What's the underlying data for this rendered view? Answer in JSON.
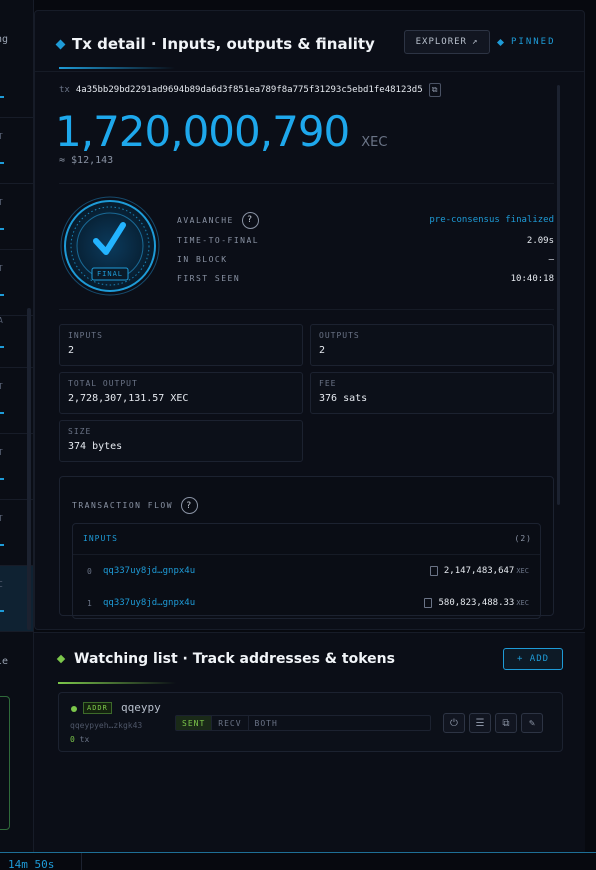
{
  "sidebar": {
    "top_label": "ng",
    "items": [
      {
        "glyph": ""
      },
      {
        "glyph": "T"
      },
      {
        "glyph": "T"
      },
      {
        "glyph": "T"
      },
      {
        "glyph": "A"
      },
      {
        "glyph": "T"
      },
      {
        "glyph": "T"
      },
      {
        "glyph": "T"
      },
      {
        "glyph": "C"
      }
    ],
    "bottom_label": "le"
  },
  "tx_panel": {
    "title": "Tx detail · Inputs, outputs & finality",
    "explorer_label": "EXPLORER",
    "explorer_icon": "↗",
    "pinned_label": "PINNED",
    "tx_label": "tx",
    "tx_hash": "4a35bb29bd2291ad9694b89da6d3f851ea789f8a775f31293c5ebd1fe48123d5",
    "amount": "1,720,000,790",
    "amount_unit": "XEC",
    "fiat": "≈ $12,143",
    "final_badge": "FINAL",
    "finality": {
      "avalanche_label": "AVALANCHE",
      "avalanche_value": "pre-consensus finalized",
      "ttf_label": "TIME-TO-FINAL",
      "ttf_value": "2.09s",
      "block_label": "IN BLOCK",
      "block_value": "—",
      "seen_label": "FIRST SEEN",
      "seen_value": "10:40:18"
    },
    "stats": {
      "inputs_label": "INPUTS",
      "inputs_value": "2",
      "outputs_label": "OUTPUTS",
      "outputs_value": "2",
      "total_label": "TOTAL OUTPUT",
      "total_value": "2,728,307,131.57 XEC",
      "fee_label": "FEE",
      "fee_value": "376 sats",
      "size_label": "SIZE",
      "size_value": "374 bytes"
    },
    "flow": {
      "title": "TRANSACTION FLOW",
      "inputs_header": "INPUTS",
      "inputs_count": "(2)",
      "inputs": [
        {
          "idx": "0",
          "addr": "qq337uy8jd…gnpx4u",
          "amount": "2,147,483,647",
          "unit": "XEC"
        },
        {
          "idx": "1",
          "addr": "qq337uy8jd…gnpx4u",
          "amount": "580,823,488.33",
          "unit": "XEC"
        }
      ]
    }
  },
  "watch_panel": {
    "title": "Watching list · Track addresses & tokens",
    "add_label": "+ ADD",
    "item": {
      "badge": "ADDR",
      "name": "qqeypy",
      "address": "qqeypyeh…zkgk43",
      "tx_count": "0",
      "tx_unit": "tx",
      "modes": [
        "SENT",
        "RECV",
        "BOTH"
      ]
    }
  },
  "footer": {
    "timer": "14m 50s"
  },
  "colors": {
    "accent_blue": "#1e9bd7",
    "accent_green": "#7cc74b",
    "background": "#07090f"
  }
}
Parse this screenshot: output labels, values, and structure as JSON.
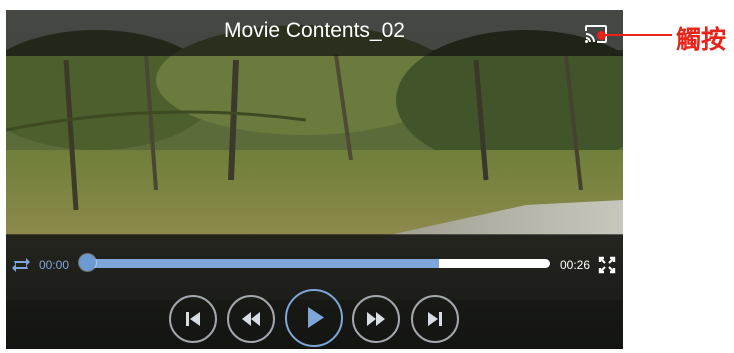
{
  "player": {
    "title": "Movie Contents_02",
    "current_time": "00:00",
    "total_time": "00:26",
    "progress_fraction": 0.76,
    "icons": {
      "cast": "cast-icon",
      "repeat": "repeat-icon",
      "fullscreen": "fullscreen-icon",
      "previous": "skip-previous-icon",
      "rewind": "rewind-icon",
      "play": "play-icon",
      "fast_forward": "fast-forward-icon",
      "next": "skip-next-icon"
    },
    "colors": {
      "accent": "#7fa6d8",
      "annotation": "#e8231a"
    }
  },
  "annotation": {
    "label": "觸按"
  }
}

▶ Exercise description
Take the listing above and print it exactly, apart from the pictures.

▶ Reply
What's the underlying data for this rendered view? Answer in JSON.
{
  "sidebar": {
    "top_label": "ng",
    "items": [
      {
        "glyph": ""
      },
      {
        "glyph": "T"
      },
      {
        "glyph": "T"
      },
      {
        "glyph": "T"
      },
      {
        "glyph": "A"
      },
      {
        "glyph": "T"
      },
      {
        "glyph": "T"
      },
      {
        "glyph": "T"
      },
      {
        "glyph": "C"
      }
    ],
    "bottom_label": "le"
  },
  "tx_panel": {
    "title": "Tx detail · Inputs, outputs & finality",
    "explorer_label": "EXPLORER",
    "explorer_icon": "↗",
    "pinned_label": "PINNED",
    "tx_label": "tx",
    "tx_hash": "4a35bb29bd2291ad9694b89da6d3f851ea789f8a775f31293c5ebd1fe48123d5",
    "amount": "1,720,000,790",
    "amount_unit": "XEC",
    "fiat": "≈ $12,143",
    "final_badge": "FINAL",
    "finality": {
      "avalanche_label": "AVALANCHE",
      "avalanche_value": "pre-consensus finalized",
      "ttf_label": "TIME-TO-FINAL",
      "ttf_value": "2.09s",
      "block_label": "IN BLOCK",
      "block_value": "—",
      "seen_label": "FIRST SEEN",
      "seen_value": "10:40:18"
    },
    "stats": {
      "inputs_label": "INPUTS",
      "inputs_value": "2",
      "outputs_label": "OUTPUTS",
      "outputs_value": "2",
      "total_label": "TOTAL OUTPUT",
      "total_value": "2,728,307,131.57 XEC",
      "fee_label": "FEE",
      "fee_value": "376 sats",
      "size_label": "SIZE",
      "size_value": "374 bytes"
    },
    "flow": {
      "title": "TRANSACTION FLOW",
      "inputs_header": "INPUTS",
      "inputs_count": "(2)",
      "inputs": [
        {
          "idx": "0",
          "addr": "qq337uy8jd…gnpx4u",
          "amount": "2,147,483,647",
          "unit": "XEC"
        },
        {
          "idx": "1",
          "addr": "qq337uy8jd…gnpx4u",
          "amount": "580,823,488.33",
          "unit": "XEC"
        }
      ]
    }
  },
  "watch_panel": {
    "title": "Watching list · Track addresses & tokens",
    "add_label": "+ ADD",
    "item": {
      "badge": "ADDR",
      "name": "qqeypy",
      "address": "qqeypyeh…zkgk43",
      "tx_count": "0",
      "tx_unit": "tx",
      "modes": [
        "SENT",
        "RECV",
        "BOTH"
      ]
    }
  },
  "footer": {
    "timer": "14m 50s"
  },
  "colors": {
    "accent_blue": "#1e9bd7",
    "accent_green": "#7cc74b",
    "background": "#07090f"
  }
}
Parse this screenshot: output labels, values, and structure as JSON.
{
  "player": {
    "title": "Movie Contents_02",
    "current_time": "00:00",
    "total_time": "00:26",
    "progress_fraction": 0.76,
    "icons": {
      "cast": "cast-icon",
      "repeat": "repeat-icon",
      "fullscreen": "fullscreen-icon",
      "previous": "skip-previous-icon",
      "rewind": "rewind-icon",
      "play": "play-icon",
      "fast_forward": "fast-forward-icon",
      "next": "skip-next-icon"
    },
    "colors": {
      "accent": "#7fa6d8",
      "annotation": "#e8231a"
    }
  },
  "annotation": {
    "label": "觸按"
  }
}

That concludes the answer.